Short exercise - Return each line of the listing below, unchanged, and omit the images.

Records to use -

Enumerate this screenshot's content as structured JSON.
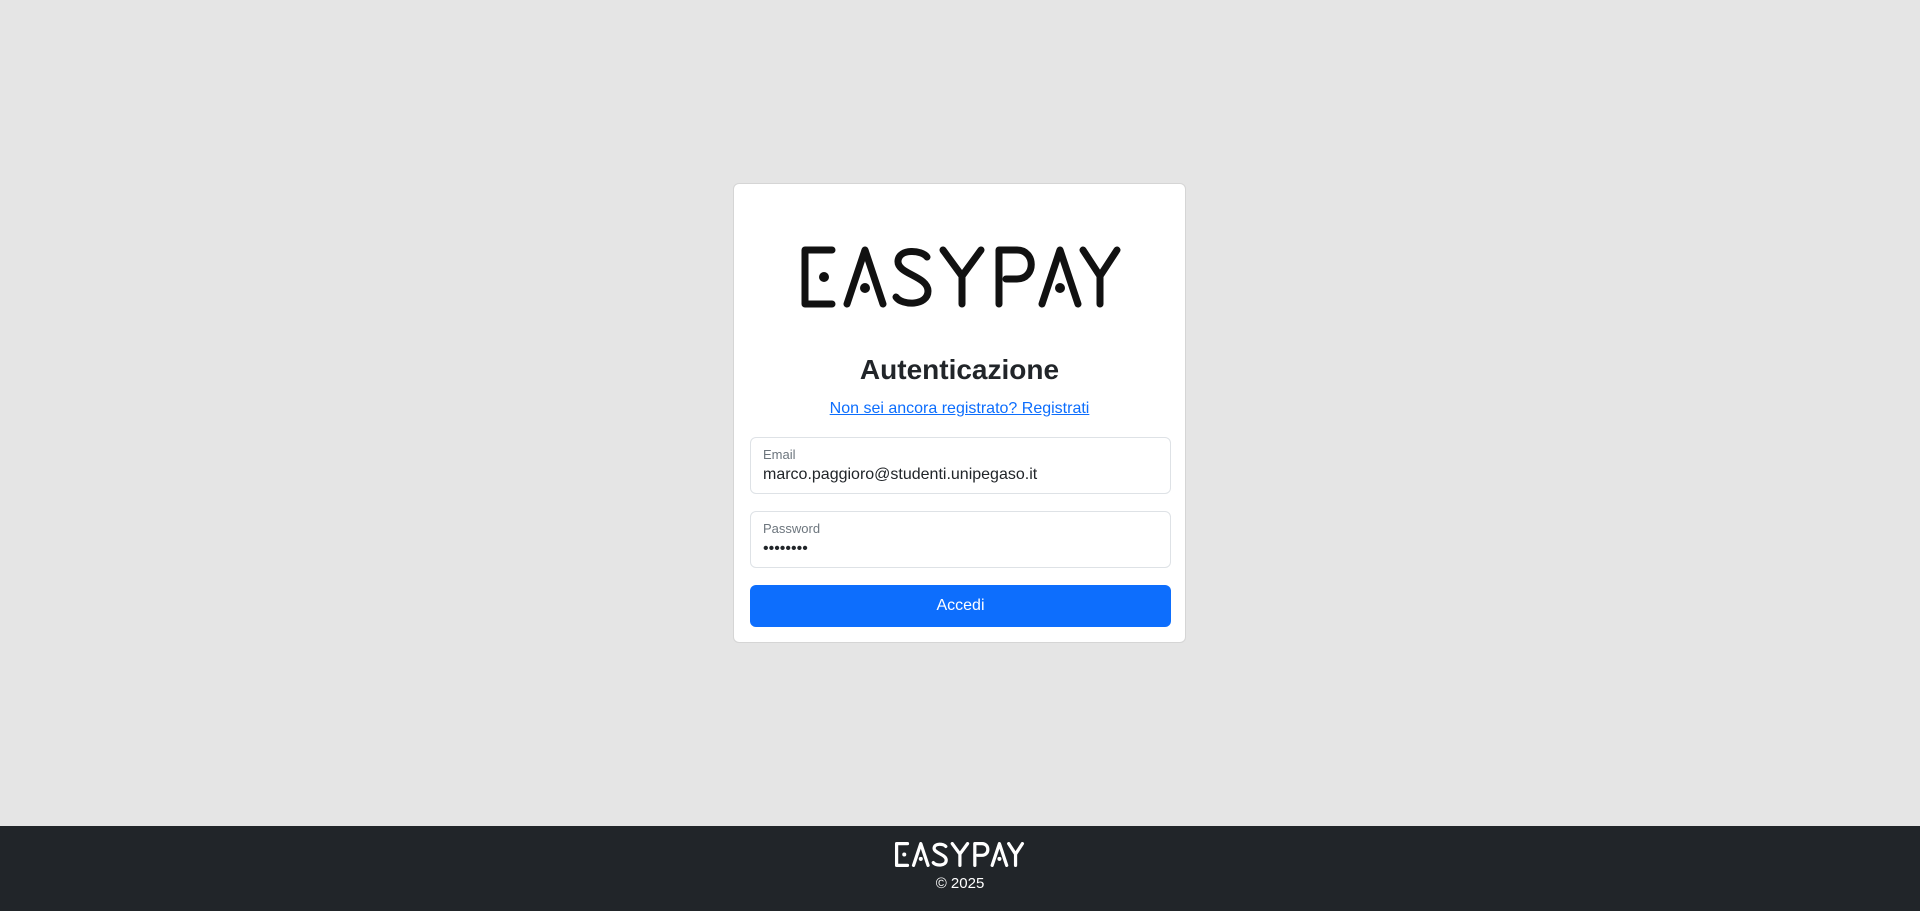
{
  "brand": {
    "logo_text": "EASYPAY"
  },
  "login": {
    "title": "Autenticazione",
    "register_link": "Non sei ancora registrato? Registrati",
    "email_label": "Email",
    "email_value": "marco.paggioro@studenti.unipegaso.it",
    "password_label": "Password",
    "password_value": "12345678",
    "submit_label": "Accedi"
  },
  "footer": {
    "logo_text": "EASYPAY",
    "copyright": "© 2025"
  },
  "colors": {
    "primary": "#0d6efd",
    "background": "#e5e5e5",
    "footer_bg": "#212529"
  }
}
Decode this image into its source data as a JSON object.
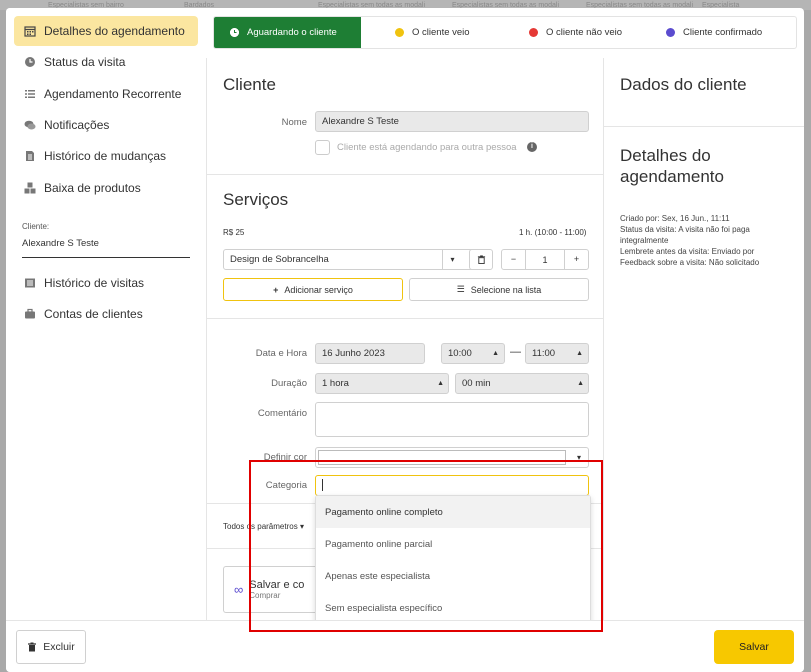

Answer -
Enumerate this screenshot's content as structured JSON.
{
  "brand": {
    "logo_text": "EASYPAY"
  },
  "login": {
    "title": "Autenticazione",
    "register_link": "Non sei ancora registrato? Registrati",
    "email_label": "Email",
    "email_value": "marco.paggioro@studenti.unipegaso.it",
    "password_label": "Password",
    "password_value": "12345678",
    "submit_label": "Accedi"
  },
  "footer": {
    "logo_text": "EASYPAY",
    "copyright": "© 2025"
  },
  "colors": {
    "primary": "#0d6efd",
    "background": "#e5e5e5",
    "footer_bg": "#212529"
  }
}
Decode this image into its source data as a JSON object.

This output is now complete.